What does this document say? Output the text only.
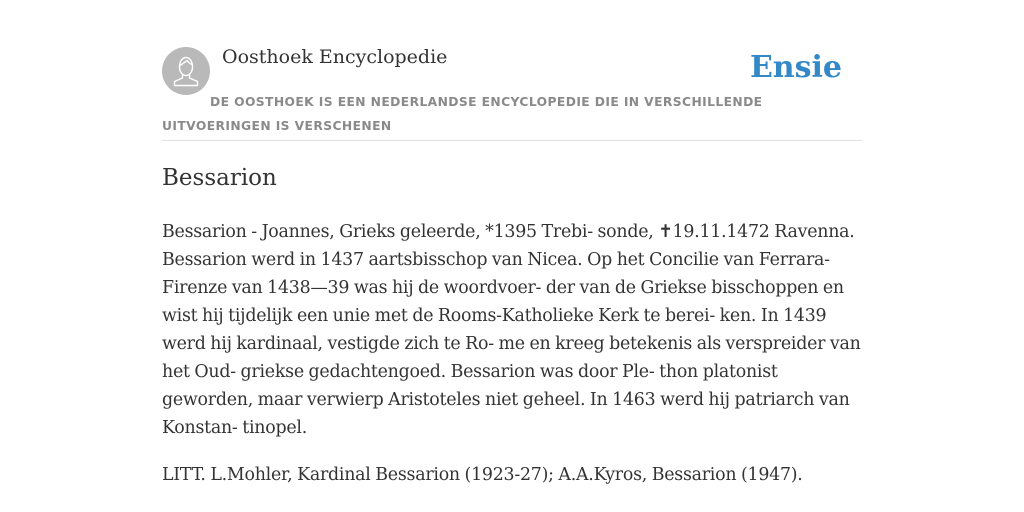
Oosthoek Encyclopedie	Ensie
DE OOSTHOEK IS EEN NEDERLANDSE ENCYCLOPEDIE DIE IN VERSCHILLENDE UITVOERINGEN IS VERSCHENEN
Bessarion

Bessarion - Joannes, Grieks geleerde, *1395 Trebi- sonde, ✝19.11.1472 Ravenna. Bessarion werd in 1437 aartsbisschop van Nicea. Op het Concilie van Ferrara-Firenze van 1438—39 was hij de woordvoer- der van de Griekse bisschoppen en wist hij tijdelijk een unie met de Rooms-Katholieke Kerk te berei- ken. In 1439 werd hij kardinaal, vestigde zich te Ro- me en kreeg betekenis als verspreider van het Oud- griekse gedachtengoed. Bessarion was door Ple- thon platonist geworden, maar verwierp Aristoteles niet geheel. In 1463 werd hij patriarch van Konstan- tinopel.

LITT. L.Mohler, Kardinal Bessarion (1923-27); A.A.Kyros, Bessarion (1947).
------------------------------
What the task asks: Could you reproduce every record above exactly, leaving out the pictures?

Result of this task:
What does this document say? Output the text only.
Oosthoek Encyclopedie	Ensie
DE OOSTHOEK IS EEN NEDERLANDSE ENCYCLOPEDIE DIE IN VERSCHILLENDE UITVOERINGEN IS VERSCHENEN
Bessarion

Bessarion - Joannes, Grieks geleerde, *1395 Trebi- sonde, ✝19.11.1472 Ravenna. Bessarion werd in 1437 aartsbisschop van Nicea. Op het Concilie van Ferrara-Firenze van 1438—39 was hij de woordvoer- der van de Griekse bisschoppen en wist hij tijdelijk een unie met de Rooms-Katholieke Kerk te berei- ken. In 1439 werd hij kardinaal, vestigde zich te Ro- me en kreeg betekenis als verspreider van het Oud- griekse gedachtengoed. Bessarion was door Ple- thon platonist geworden, maar verwierp Aristoteles niet geheel. In 1463 werd hij patriarch van Konstan- tinopel.

LITT. L.Mohler, Kardinal Bessarion (1923-27); A.A.Kyros, Bessarion (1947).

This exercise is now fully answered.